◆ Objective ◆
Copy each line in the data that includes the word "prize".

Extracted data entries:
════════
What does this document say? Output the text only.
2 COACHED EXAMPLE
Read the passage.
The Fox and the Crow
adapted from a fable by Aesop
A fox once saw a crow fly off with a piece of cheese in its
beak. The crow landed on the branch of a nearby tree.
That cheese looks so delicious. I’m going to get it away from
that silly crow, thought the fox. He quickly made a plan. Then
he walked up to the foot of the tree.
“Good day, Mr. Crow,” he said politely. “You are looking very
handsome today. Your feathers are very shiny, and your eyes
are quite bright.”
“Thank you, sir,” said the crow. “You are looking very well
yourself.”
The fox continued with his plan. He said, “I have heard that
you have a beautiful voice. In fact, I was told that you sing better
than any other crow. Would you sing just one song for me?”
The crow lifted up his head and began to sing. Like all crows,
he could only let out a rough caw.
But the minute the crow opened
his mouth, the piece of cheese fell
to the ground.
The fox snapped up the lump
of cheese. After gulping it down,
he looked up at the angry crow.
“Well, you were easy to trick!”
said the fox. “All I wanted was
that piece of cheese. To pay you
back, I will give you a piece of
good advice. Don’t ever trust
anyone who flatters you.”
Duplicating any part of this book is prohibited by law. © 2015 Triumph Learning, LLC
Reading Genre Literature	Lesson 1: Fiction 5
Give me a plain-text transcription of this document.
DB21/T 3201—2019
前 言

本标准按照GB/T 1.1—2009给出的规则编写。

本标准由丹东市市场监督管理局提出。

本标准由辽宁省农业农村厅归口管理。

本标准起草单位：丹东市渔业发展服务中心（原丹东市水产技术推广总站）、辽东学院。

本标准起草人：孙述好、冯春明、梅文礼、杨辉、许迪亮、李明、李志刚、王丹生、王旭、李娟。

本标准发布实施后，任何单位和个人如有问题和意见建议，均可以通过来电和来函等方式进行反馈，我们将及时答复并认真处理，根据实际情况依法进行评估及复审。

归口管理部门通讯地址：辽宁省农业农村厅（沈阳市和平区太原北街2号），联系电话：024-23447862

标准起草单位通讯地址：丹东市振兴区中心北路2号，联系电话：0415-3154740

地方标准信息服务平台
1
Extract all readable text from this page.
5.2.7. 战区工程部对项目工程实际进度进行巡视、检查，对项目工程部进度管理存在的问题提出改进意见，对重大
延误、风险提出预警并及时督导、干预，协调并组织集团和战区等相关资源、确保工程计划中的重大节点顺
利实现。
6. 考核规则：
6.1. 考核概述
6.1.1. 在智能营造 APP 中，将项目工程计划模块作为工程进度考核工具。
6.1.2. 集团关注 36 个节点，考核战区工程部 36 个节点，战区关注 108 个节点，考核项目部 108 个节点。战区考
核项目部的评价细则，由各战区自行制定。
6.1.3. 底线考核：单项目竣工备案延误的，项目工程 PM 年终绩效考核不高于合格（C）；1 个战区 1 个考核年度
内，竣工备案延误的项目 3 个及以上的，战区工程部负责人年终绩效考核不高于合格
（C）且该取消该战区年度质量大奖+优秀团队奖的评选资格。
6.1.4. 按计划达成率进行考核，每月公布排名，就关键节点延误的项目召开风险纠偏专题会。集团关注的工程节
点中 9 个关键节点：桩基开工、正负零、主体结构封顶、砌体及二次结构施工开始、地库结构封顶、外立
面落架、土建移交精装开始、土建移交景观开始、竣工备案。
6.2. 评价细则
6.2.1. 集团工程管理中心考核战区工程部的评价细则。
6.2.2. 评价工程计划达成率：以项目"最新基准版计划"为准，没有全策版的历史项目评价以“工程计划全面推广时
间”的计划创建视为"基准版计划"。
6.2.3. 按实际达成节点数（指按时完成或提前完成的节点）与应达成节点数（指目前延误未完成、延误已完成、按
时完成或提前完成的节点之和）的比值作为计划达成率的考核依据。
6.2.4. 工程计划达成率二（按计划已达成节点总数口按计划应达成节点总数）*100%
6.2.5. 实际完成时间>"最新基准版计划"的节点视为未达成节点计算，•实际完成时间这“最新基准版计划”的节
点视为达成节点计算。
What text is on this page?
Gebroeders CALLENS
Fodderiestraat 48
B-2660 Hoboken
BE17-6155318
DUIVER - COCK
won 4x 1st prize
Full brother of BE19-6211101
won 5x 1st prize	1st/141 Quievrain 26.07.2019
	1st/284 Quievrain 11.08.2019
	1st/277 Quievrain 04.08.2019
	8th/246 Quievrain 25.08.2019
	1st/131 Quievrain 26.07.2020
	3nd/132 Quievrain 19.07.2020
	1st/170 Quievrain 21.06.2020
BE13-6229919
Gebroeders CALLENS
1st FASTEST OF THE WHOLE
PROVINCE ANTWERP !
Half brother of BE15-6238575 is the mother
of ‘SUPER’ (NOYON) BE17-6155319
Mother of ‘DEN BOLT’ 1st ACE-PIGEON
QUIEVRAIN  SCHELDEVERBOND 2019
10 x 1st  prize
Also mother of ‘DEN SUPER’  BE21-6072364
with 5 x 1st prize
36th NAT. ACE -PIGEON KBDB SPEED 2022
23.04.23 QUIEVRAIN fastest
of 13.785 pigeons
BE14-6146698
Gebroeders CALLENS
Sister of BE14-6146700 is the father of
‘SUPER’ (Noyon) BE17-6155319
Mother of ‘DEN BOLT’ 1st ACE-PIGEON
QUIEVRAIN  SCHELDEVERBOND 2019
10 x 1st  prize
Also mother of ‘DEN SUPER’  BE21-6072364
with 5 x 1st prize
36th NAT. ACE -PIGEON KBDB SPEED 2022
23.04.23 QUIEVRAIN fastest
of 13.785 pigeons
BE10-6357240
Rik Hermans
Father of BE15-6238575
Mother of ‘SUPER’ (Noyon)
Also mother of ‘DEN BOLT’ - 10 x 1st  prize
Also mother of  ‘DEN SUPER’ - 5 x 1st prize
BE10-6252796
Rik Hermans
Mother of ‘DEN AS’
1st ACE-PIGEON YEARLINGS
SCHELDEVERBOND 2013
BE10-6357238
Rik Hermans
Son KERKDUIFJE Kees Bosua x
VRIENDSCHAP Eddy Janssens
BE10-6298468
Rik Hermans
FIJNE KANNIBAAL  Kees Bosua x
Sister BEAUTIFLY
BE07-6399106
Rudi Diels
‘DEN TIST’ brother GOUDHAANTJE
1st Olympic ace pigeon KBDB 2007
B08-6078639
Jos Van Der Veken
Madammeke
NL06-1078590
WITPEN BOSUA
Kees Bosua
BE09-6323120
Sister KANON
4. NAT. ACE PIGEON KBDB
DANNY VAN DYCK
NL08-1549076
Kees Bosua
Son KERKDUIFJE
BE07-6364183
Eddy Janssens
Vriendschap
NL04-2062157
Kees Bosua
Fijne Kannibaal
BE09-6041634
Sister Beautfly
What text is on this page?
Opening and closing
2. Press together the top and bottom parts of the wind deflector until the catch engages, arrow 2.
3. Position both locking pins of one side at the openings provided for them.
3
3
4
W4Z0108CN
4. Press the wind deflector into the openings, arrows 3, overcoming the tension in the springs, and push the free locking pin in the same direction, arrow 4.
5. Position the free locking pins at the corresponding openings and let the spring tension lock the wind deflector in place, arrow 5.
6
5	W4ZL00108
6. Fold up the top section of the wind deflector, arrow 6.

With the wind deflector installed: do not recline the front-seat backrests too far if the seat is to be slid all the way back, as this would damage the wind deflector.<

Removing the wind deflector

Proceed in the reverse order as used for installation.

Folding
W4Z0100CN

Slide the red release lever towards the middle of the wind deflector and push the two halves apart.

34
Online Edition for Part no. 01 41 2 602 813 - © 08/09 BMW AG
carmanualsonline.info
════════
◆ Exercise result ◆
won 4x 1st prize
won 5x 1st prize	1st/141 Quievrain 26.07.2019
10 x 1st  prize
with 5 x 1st prize
10 x 1st  prize
with 5 x 1st prize
Also mother of ‘DEN BOLT’ - 10 x 1st  prize
Also mother of  ‘DEN SUPER’ - 5 x 1st prize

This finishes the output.